**TASK OBJECTIVE**
Identify and pull out each line of the entries in which "image" occurs.

**GIVEN ENTRIES**
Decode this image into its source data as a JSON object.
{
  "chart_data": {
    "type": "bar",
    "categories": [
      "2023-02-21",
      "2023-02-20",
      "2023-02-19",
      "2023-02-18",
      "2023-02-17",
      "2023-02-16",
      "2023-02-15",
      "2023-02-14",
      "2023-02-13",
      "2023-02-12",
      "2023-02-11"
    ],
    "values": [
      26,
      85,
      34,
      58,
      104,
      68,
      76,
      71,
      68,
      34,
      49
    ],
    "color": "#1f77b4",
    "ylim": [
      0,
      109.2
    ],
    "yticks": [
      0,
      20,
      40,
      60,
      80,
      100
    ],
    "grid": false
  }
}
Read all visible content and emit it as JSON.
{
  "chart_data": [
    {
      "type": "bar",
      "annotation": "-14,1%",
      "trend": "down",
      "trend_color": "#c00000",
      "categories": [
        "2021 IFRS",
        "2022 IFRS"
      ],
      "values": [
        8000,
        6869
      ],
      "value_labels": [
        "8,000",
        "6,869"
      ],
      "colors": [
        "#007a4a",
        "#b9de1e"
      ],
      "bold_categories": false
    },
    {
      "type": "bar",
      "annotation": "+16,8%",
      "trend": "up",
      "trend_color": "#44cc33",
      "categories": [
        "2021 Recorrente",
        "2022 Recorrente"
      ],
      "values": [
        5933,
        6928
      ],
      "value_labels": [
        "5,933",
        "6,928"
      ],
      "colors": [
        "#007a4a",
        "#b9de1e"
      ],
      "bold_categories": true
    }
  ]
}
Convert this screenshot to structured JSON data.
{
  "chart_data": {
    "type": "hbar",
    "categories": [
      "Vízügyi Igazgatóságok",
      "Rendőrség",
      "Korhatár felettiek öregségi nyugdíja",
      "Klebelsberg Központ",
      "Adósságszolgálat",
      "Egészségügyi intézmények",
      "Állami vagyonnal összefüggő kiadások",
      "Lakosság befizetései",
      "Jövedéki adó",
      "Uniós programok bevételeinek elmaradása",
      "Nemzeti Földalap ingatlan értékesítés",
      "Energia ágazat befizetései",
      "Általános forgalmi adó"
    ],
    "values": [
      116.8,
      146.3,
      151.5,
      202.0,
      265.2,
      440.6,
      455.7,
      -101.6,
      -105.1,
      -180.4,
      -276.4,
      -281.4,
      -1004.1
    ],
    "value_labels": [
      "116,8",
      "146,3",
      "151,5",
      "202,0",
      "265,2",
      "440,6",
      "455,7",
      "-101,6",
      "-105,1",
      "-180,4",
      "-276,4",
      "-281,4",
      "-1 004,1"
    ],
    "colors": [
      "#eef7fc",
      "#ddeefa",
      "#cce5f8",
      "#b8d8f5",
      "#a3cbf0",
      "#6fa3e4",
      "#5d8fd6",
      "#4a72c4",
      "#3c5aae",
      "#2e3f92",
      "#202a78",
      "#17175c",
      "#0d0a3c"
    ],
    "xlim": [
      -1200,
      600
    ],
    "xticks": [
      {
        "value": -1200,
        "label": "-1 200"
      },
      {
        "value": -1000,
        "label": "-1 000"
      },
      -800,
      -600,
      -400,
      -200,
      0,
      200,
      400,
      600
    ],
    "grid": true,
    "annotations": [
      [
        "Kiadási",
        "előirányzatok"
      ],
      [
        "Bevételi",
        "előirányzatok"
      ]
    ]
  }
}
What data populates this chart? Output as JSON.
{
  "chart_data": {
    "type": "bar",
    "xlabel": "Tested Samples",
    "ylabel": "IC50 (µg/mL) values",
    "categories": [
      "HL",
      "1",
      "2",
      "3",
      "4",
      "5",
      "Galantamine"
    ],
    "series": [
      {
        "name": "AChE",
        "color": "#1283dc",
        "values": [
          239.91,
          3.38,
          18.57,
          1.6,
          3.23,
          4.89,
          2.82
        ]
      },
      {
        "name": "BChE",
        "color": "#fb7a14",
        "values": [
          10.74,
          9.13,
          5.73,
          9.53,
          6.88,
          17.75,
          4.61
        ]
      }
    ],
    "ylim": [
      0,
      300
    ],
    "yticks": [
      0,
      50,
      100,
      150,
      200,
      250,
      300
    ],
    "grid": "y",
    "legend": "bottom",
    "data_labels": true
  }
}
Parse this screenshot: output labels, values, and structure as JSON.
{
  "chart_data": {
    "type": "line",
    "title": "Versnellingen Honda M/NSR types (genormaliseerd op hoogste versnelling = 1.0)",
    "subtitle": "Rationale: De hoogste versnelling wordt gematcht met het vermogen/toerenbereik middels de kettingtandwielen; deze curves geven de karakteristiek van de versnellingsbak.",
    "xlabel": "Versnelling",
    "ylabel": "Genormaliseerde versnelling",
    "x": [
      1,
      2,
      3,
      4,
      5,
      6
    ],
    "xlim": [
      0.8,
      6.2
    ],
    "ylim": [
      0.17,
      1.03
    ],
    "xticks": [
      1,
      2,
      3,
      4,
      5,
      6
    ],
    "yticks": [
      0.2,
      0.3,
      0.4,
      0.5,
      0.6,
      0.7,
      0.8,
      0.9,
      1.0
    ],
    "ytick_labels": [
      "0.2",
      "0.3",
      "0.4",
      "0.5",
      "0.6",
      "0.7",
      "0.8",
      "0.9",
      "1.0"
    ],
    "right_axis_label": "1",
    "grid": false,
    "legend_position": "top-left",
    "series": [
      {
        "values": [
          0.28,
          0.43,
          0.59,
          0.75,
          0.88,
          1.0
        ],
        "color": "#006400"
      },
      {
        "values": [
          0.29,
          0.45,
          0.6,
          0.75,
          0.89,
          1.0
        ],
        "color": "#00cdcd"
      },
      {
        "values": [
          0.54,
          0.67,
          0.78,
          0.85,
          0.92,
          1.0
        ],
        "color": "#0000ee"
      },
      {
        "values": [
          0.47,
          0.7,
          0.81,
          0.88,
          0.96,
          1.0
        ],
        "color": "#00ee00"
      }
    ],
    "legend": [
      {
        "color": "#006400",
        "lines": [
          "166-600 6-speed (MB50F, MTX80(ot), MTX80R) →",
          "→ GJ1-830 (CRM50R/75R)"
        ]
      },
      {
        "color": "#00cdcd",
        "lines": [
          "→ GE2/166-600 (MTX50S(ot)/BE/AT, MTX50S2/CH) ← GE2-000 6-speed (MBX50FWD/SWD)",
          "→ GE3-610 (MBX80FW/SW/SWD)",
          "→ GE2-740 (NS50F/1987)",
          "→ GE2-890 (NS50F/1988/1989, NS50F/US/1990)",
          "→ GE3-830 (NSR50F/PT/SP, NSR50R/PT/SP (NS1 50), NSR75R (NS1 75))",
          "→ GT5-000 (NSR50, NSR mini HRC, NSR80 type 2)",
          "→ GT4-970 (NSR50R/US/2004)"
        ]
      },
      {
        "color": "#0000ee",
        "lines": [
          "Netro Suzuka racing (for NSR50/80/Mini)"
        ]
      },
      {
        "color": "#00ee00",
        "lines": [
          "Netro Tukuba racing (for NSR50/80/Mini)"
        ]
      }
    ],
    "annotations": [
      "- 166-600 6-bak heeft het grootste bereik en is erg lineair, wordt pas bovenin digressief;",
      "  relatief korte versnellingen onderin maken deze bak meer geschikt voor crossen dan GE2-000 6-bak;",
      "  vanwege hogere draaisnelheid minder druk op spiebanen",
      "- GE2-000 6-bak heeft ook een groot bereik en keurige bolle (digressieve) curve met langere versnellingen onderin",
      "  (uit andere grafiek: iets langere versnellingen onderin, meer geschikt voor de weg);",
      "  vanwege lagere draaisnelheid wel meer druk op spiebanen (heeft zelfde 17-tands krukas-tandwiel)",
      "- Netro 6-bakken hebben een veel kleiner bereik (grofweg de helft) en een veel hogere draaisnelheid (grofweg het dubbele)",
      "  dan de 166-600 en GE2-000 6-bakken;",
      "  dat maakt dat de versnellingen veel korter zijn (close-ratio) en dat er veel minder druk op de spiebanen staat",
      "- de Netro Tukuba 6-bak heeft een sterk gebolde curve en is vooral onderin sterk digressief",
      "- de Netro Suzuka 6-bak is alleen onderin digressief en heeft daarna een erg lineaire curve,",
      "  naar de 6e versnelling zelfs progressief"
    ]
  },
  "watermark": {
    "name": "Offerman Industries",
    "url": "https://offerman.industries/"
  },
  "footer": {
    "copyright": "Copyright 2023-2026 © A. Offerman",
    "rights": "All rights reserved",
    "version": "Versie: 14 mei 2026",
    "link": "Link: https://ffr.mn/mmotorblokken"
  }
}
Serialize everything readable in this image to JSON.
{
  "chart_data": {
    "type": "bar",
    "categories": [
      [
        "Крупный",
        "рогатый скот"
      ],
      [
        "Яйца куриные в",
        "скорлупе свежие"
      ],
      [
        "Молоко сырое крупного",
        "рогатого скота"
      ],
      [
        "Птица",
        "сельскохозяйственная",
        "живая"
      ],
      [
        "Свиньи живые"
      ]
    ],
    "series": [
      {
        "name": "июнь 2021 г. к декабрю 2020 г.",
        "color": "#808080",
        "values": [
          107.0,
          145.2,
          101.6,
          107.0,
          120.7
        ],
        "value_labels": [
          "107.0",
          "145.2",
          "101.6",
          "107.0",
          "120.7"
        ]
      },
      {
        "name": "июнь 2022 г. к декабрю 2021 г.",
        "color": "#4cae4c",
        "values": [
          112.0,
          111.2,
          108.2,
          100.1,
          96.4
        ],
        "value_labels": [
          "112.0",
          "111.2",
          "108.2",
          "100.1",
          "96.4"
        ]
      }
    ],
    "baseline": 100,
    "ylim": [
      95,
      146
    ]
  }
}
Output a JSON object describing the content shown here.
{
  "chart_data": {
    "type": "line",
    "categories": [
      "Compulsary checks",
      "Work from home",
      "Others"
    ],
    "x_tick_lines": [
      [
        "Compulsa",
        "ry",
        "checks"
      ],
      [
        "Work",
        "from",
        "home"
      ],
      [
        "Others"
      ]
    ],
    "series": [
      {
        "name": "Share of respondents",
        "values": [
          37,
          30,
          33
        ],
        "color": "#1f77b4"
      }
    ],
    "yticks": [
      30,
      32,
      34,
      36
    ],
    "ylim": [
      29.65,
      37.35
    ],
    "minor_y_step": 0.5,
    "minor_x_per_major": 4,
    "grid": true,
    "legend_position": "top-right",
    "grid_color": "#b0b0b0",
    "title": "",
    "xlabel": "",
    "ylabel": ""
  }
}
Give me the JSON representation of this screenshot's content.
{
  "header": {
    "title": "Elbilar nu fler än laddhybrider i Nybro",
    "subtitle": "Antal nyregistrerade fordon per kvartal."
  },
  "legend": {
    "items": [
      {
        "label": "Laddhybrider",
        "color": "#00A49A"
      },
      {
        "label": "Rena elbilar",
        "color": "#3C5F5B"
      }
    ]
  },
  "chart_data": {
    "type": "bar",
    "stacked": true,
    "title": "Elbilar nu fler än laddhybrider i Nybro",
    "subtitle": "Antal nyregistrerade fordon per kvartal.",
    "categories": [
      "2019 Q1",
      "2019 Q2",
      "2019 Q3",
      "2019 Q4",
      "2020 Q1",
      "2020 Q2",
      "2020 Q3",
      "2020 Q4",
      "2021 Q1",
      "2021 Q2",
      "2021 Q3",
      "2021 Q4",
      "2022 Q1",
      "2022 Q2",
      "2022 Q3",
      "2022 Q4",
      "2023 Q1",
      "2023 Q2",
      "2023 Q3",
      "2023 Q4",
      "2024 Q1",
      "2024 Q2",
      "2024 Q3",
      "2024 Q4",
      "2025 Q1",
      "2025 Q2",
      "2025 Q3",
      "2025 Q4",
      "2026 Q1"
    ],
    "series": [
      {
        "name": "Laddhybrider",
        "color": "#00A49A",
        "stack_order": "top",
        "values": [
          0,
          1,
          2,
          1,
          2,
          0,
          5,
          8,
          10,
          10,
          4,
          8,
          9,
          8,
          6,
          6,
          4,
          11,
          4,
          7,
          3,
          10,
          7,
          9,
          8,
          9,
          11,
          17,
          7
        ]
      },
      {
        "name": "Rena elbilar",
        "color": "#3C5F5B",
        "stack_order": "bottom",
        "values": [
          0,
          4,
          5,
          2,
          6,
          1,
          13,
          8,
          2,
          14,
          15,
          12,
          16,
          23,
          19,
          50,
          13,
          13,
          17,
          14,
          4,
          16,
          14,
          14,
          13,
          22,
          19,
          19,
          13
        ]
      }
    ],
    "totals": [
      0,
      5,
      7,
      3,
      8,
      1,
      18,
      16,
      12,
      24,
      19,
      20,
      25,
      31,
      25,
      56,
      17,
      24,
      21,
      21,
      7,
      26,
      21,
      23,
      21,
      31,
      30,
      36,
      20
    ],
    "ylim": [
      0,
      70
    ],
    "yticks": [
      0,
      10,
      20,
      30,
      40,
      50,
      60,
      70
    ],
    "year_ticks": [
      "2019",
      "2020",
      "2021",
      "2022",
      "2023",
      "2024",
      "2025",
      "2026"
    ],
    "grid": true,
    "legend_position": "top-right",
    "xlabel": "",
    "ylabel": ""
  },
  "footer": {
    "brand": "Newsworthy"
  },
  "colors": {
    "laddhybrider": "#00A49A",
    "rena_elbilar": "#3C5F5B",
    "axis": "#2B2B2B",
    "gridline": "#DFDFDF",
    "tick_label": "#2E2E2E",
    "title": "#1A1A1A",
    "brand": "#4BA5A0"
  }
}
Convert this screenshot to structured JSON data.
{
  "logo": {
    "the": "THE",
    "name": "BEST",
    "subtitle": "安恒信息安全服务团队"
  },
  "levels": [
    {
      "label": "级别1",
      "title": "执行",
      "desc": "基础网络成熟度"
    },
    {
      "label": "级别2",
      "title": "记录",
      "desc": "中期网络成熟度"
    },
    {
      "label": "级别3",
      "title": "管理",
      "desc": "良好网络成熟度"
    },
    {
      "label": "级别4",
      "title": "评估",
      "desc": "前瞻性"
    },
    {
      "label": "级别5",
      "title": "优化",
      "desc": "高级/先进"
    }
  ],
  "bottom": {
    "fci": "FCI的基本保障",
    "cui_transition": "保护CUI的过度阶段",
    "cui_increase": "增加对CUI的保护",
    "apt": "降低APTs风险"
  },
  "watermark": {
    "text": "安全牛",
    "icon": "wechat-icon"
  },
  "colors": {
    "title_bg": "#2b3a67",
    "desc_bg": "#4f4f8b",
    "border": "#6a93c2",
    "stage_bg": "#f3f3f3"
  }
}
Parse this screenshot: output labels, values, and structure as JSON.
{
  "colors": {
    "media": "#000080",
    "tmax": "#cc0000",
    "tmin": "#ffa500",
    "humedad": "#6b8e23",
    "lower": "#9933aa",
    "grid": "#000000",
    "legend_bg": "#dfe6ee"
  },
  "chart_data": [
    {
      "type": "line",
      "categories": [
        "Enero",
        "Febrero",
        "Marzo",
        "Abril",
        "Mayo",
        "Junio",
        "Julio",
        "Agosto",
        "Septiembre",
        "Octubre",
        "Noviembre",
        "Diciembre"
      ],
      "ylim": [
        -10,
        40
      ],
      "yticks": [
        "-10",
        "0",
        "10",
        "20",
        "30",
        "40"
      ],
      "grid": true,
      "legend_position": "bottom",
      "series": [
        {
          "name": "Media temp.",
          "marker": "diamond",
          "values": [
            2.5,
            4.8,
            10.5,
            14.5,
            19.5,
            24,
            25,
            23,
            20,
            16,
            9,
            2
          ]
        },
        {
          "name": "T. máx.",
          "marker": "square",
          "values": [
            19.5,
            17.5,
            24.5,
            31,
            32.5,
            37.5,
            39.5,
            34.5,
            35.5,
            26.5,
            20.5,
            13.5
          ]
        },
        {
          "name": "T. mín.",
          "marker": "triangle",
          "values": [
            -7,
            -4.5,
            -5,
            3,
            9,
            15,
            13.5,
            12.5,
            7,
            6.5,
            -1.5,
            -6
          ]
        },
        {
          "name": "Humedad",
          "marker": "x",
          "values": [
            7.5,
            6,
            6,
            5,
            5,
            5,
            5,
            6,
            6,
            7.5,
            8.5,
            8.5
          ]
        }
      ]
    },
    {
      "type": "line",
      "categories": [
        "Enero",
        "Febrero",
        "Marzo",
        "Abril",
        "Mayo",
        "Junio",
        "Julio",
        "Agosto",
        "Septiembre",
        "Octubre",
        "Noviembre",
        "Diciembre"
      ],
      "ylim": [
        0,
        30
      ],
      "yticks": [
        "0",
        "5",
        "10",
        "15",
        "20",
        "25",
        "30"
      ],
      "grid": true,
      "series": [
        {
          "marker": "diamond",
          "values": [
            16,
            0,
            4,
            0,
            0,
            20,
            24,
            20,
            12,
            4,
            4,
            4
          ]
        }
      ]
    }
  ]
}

**EXERCISE RESPONSE**
Decode this image into its source data as a JSON object.
Serialize everything readable in this image to JSON.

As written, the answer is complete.